# Text section
——

The key lesson I learned at Poynter’s first seminar on programming and journalism is how much overlap there already is between these two worlds, and the extent to which old-school reporting is at the heart of some of the industry’s most successful and innovative news apps and online features. PolitiFact’s Matt Waite told attendees that the “Truth-O-Meter,” a Web-based gauge of truth-telling by politicians, gets some of the most rigorous fact-checking at the St. Petersburg Times, precisely because the feature is designed to bluntly call out dissembling in a more direct way than a newspaper article.

Waite and Aron Pilhofer, editor of Interactive News Technologies at The New York Times, both stressed that media apps and Web features need journalistic analysis, context and even a “story” concept as their foundation. If you don’t have those elements before building a news app or providing an audience with data, you run the risk of presenting information in a way that’s overwhelming and confusing at best, misleading and potentially misconstrued at worst. I had a sense of this before the seminar, but it made a world of difference to see how leaders in the journo-programming scene actually pull their projects off.

What took me slightly by surprise was just how much journalism and programming are converging on the narrative end of the spectrum, too. I got to chat with fellow participant Jeremy Gilbert, an assistant professor at Northwestern University, who helped oversee the launch of the automated, sports-story-writing system, Stats Monkey.

Gilbert didn’t soft pedal the implications of the project. He said there are some (human) writers who should be worried about computers cranking out narrative copy, a la Stats Monkey. But he added that such systems could give other journalists more time to move up the value chain of journalism, to more original and analytical reporting. “This kind of ‘it-happened-here’ journalism–sure, we can automate that,” Gilbert told me. “But this much higher level of journalism, all of a sudden you’re free to do much more of that.”

I began to see his point once I recalled an argument I’ve heard from reporter-turned-TV-producer (and frequent media critic) David Simon. Simon has said that the only element that really elevates journalism into being “an adult game” is not the who, what, when, where, and how–but the why. The why is what’s difficult, and the why is what’s meaningful. Gilbert was making a similar point, and the programming ideas, conversations, and examples that resonated most with me at Poynter were the ones finding exciting new ways to answer that indispensable “why.”

——

# Rows
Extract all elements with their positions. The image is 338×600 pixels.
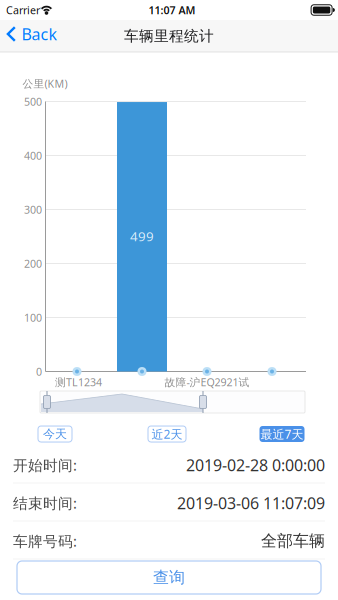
staticText: 100 xyxy=(24,310,42,325)
staticText: 测TL1234 xyxy=(55,375,102,389)
button[interactable]: 最近7天 xyxy=(260,426,304,442)
button[interactable]: 近2天 xyxy=(148,426,186,442)
staticText: 车牌号码: xyxy=(13,531,77,551)
staticText: 2019-03-06 11:07:09 xyxy=(177,492,325,514)
button[interactable]: 今天 xyxy=(38,426,72,442)
staticText: 全部车辆 xyxy=(261,531,325,551)
staticText: Back xyxy=(22,23,58,45)
staticText: 开始时间: xyxy=(13,455,77,475)
staticText: 故障-沪EQ2921试 xyxy=(164,375,250,389)
staticText: 近2天 xyxy=(152,426,182,442)
button[interactable]: Back xyxy=(0,18,68,50)
staticText: 最近7天 xyxy=(260,426,304,442)
staticText: 2019-02-28 0:00:00 xyxy=(186,454,325,476)
staticText: 11:07 AM xyxy=(148,3,196,17)
staticText: 车辆里程统计 xyxy=(124,27,214,45)
button[interactable]: 查询 xyxy=(17,561,321,594)
staticText: 300 xyxy=(24,202,42,217)
staticText: 结束时间: xyxy=(13,493,77,513)
staticText: 400 xyxy=(24,148,42,163)
staticText: 200 xyxy=(24,256,42,271)
staticText: 500 xyxy=(24,94,42,109)
staticText: 499 xyxy=(130,227,154,245)
staticText: Carrier xyxy=(6,3,40,17)
staticText: 0 xyxy=(36,364,42,379)
staticText: 查询 xyxy=(153,568,185,587)
staticText: 公里(KM) xyxy=(22,76,68,91)
staticText: 今天 xyxy=(43,427,67,441)
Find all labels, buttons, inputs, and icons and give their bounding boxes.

——

# Written instruction
From the piece on journalism and programming, transcribe everything from "What took me" down to "system, Stats Monkey.". The listing has nothing to do with what comes next.

# Task answer
What took me slightly by surprise was just how much journalism and programming are converging on the narrative end of the spectrum, too. I got to chat with fellow participant Jeremy Gilbert, an assistant professor at Northwestern University, who helped oversee the launch of the automated, sports-story-writing system, Stats Monkey.